▸ THE REQUEST:
Write out the whole listing word for word.

▸ DATA:

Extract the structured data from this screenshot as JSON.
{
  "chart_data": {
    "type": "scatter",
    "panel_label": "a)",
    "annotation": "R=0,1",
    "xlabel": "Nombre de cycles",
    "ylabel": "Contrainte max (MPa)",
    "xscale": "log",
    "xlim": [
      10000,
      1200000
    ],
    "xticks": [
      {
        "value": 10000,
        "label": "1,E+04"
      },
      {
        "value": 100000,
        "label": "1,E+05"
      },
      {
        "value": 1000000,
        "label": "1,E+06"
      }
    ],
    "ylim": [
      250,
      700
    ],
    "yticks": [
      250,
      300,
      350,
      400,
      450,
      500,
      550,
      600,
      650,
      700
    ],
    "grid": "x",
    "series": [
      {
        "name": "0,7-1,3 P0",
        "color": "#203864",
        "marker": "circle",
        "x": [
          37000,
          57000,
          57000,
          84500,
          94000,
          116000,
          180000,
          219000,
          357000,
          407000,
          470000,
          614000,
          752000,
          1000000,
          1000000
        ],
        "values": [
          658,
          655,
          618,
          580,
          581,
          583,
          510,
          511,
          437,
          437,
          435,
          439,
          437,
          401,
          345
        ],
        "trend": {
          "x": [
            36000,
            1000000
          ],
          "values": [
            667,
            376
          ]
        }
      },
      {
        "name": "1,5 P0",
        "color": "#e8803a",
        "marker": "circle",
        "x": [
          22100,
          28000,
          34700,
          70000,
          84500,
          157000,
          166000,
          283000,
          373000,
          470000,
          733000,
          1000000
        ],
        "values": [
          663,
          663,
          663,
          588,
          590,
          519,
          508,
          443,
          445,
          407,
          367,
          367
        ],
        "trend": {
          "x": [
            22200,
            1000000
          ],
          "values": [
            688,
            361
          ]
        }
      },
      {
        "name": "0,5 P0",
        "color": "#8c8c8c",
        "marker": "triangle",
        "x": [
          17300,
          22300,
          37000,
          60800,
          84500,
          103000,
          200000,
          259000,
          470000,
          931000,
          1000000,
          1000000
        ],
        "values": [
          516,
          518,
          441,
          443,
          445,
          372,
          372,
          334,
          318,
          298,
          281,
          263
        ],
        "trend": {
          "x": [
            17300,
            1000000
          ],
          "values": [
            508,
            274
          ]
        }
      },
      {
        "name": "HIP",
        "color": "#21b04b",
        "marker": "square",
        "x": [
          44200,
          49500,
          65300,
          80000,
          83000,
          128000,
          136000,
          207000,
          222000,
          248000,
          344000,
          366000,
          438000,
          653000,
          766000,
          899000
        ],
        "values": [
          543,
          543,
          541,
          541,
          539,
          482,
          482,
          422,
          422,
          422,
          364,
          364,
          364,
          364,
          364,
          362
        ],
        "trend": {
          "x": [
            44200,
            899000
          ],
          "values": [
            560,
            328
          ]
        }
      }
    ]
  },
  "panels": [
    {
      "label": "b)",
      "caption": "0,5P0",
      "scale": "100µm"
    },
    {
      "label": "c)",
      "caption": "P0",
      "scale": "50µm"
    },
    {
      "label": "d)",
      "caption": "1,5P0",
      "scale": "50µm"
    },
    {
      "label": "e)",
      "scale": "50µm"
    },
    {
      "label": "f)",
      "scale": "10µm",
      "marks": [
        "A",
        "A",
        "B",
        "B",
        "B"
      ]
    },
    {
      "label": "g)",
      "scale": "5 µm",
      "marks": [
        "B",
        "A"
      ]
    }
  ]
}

▸ THE COMPLETED TASK:
Extract the structured data from this screenshot as JSON.
{
  "chart_data": {
    "type": "scatter",
    "panel_label": "a)",
    "annotation": "R=0,1",
    "xlabel": "Nombre de cycles",
    "ylabel": "Contrainte max (MPa)",
    "xscale": "log",
    "xlim": [
      10000,
      1200000
    ],
    "xticks": [
      {
        "value": 10000,
        "label": "1,E+04"
      },
      {
        "value": 100000,
        "label": "1,E+05"
      },
      {
        "value": 1000000,
        "label": "1,E+06"
      }
    ],
    "ylim": [
      250,
      700
    ],
    "yticks": [
      250,
      300,
      350,
      400,
      450,
      500,
      550,
      600,
      650,
      700
    ],
    "grid": "x",
    "series": [
      {
        "name": "0,7-1,3 P0",
        "color": "#203864",
        "marker": "circle",
        "x": [
          37000,
          57000,
          57000,
          84500,
          94000,
          116000,
          180000,
          219000,
          357000,
          407000,
          470000,
          614000,
          752000,
          1000000,
          1000000
        ],
        "values": [
          658,
          655,
          618,
          580,
          581,
          583,
          510,
          511,
          437,
          437,
          435,
          439,
          437,
          401,
          345
        ],
        "trend": {
          "x": [
            36000,
            1000000
          ],
          "values": [
            667,
            376
          ]
        }
      },
      {
        "name": "1,5 P0",
        "color": "#e8803a",
        "marker": "circle",
        "x": [
          22100,
          28000,
          34700,
          70000,
          84500,
          157000,
          166000,
          283000,
          373000,
          470000,
          733000,
          1000000
        ],
        "values": [
          663,
          663,
          663,
          588,
          590,
          519,
          508,
          443,
          445,
          407,
          367,
          367
        ],
        "trend": {
          "x": [
            22200,
            1000000
          ],
          "values": [
            688,
            361
          ]
        }
      },
      {
        "name": "0,5 P0",
        "color": "#8c8c8c",
        "marker": "triangle",
        "x": [
          17300,
          22300,
          37000,
          60800,
          84500,
          103000,
          200000,
          259000,
          470000,
          931000,
          1000000,
          1000000
        ],
        "values": [
          516,
          518,
          441,
          443,
          445,
          372,
          372,
          334,
          318,
          298,
          281,
          263
        ],
        "trend": {
          "x": [
            17300,
            1000000
          ],
          "values": [
            508,
            274
          ]
        }
      },
      {
        "name": "HIP",
        "color": "#21b04b",
        "marker": "square",
        "x": [
          44200,
          49500,
          65300,
          80000,
          83000,
          128000,
          136000,
          207000,
          222000,
          248000,
          344000,
          366000,
          438000,
          653000,
          766000,
          899000
        ],
        "values": [
          543,
          543,
          541,
          541,
          539,
          482,
          482,
          422,
          422,
          422,
          364,
          364,
          364,
          364,
          364,
          362
        ],
        "trend": {
          "x": [
            44200,
            899000
          ],
          "values": [
            560,
            328
          ]
        }
      }
    ]
  },
  "panels": [
    {
      "label": "b)",
      "caption": "0,5P0",
      "scale": "100µm"
    },
    {
      "label": "c)",
      "caption": "P0",
      "scale": "50µm"
    },
    {
      "label": "d)",
      "caption": "1,5P0",
      "scale": "50µm"
    },
    {
      "label": "e)",
      "scale": "50µm"
    },
    {
      "label": "f)",
      "scale": "10µm",
      "marks": [
        "A",
        "A",
        "B",
        "B",
        "B"
      ]
    },
    {
      "label": "g)",
      "scale": "5 µm",
      "marks": [
        "B",
        "A"
      ]
    }
  ]
}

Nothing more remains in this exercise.